» **YOUR OBJECTIVE**
Copy the records below exactly as they appear.

» **INPUT MATERIAL**
# # # #

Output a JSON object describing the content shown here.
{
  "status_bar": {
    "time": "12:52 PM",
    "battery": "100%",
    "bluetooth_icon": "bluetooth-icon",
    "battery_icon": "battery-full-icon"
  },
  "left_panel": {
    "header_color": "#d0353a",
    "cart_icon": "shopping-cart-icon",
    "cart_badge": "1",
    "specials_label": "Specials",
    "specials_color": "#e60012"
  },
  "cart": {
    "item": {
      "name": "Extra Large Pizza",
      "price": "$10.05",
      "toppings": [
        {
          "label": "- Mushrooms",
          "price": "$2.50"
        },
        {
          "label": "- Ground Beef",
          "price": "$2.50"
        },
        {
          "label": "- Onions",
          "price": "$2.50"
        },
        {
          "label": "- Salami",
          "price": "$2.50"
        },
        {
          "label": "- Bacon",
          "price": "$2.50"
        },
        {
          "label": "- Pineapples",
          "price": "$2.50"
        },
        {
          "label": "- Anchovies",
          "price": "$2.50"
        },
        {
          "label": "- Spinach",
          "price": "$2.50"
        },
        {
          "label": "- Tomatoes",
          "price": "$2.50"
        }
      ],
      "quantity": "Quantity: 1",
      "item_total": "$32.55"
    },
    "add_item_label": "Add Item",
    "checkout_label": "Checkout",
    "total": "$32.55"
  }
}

# # # #

» **THE OUTPUT**
Output a JSON object describing the content shown here.
{
  "status_bar": {
    "time": "12:52 PM",
    "battery": "100%",
    "bluetooth_icon": "bluetooth-icon",
    "battery_icon": "battery-full-icon"
  },
  "left_panel": {
    "header_color": "#d0353a",
    "cart_icon": "shopping-cart-icon",
    "cart_badge": "1",
    "specials_label": "Specials",
    "specials_color": "#e60012"
  },
  "cart": {
    "item": {
      "name": "Extra Large Pizza",
      "price": "$10.05",
      "toppings": [
        {
          "label": "- Mushrooms",
          "price": "$2.50"
        },
        {
          "label": "- Ground Beef",
          "price": "$2.50"
        },
        {
          "label": "- Onions",
          "price": "$2.50"
        },
        {
          "label": "- Salami",
          "price": "$2.50"
        },
        {
          "label": "- Bacon",
          "price": "$2.50"
        },
        {
          "label": "- Pineapples",
          "price": "$2.50"
        },
        {
          "label": "- Anchovies",
          "price": "$2.50"
        },
        {
          "label": "- Spinach",
          "price": "$2.50"
        },
        {
          "label": "- Tomatoes",
          "price": "$2.50"
        }
      ],
      "quantity": "Quantity: 1",
      "item_total": "$32.55"
    },
    "add_item_label": "Add Item",
    "checkout_label": "Checkout",
    "total": "$32.55"
  }
}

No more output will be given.